— START Listed entries —

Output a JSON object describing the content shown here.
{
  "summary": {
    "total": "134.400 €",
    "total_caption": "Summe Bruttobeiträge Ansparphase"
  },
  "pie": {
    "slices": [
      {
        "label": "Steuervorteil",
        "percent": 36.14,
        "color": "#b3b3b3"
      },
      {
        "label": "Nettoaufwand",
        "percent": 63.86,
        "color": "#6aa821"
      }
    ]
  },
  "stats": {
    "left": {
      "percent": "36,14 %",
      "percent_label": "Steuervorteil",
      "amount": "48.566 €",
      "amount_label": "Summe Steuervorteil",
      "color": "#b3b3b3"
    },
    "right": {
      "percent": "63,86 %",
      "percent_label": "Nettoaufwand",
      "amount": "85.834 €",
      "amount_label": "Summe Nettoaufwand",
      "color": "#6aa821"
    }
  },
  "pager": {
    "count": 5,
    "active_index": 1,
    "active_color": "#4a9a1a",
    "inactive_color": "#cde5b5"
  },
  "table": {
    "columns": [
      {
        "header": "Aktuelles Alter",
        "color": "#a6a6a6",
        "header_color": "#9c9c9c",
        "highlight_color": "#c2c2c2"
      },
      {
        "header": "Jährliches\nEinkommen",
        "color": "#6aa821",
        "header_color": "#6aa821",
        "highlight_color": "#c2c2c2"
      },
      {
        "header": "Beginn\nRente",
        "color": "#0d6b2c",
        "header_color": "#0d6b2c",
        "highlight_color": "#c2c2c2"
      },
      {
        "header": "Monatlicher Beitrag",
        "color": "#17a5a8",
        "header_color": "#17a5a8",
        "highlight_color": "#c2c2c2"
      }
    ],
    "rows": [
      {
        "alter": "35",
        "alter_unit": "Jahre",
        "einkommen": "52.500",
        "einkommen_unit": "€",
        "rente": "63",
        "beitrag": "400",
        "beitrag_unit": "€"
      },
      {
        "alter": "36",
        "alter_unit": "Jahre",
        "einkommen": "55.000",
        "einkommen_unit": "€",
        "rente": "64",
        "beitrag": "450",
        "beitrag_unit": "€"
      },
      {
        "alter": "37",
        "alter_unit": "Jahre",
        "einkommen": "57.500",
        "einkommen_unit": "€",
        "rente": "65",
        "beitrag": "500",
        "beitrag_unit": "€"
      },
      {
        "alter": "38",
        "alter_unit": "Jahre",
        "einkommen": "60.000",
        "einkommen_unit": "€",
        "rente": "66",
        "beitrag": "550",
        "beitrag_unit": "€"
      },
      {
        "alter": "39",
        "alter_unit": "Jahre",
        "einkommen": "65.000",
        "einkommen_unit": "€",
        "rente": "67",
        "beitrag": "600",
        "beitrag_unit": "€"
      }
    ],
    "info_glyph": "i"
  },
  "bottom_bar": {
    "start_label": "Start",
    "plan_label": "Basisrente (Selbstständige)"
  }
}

— END Listed entries —

• Set problem:
Your answer should be a single number: the count of lines that contain "Steuervorteil".

• Exercise response:
3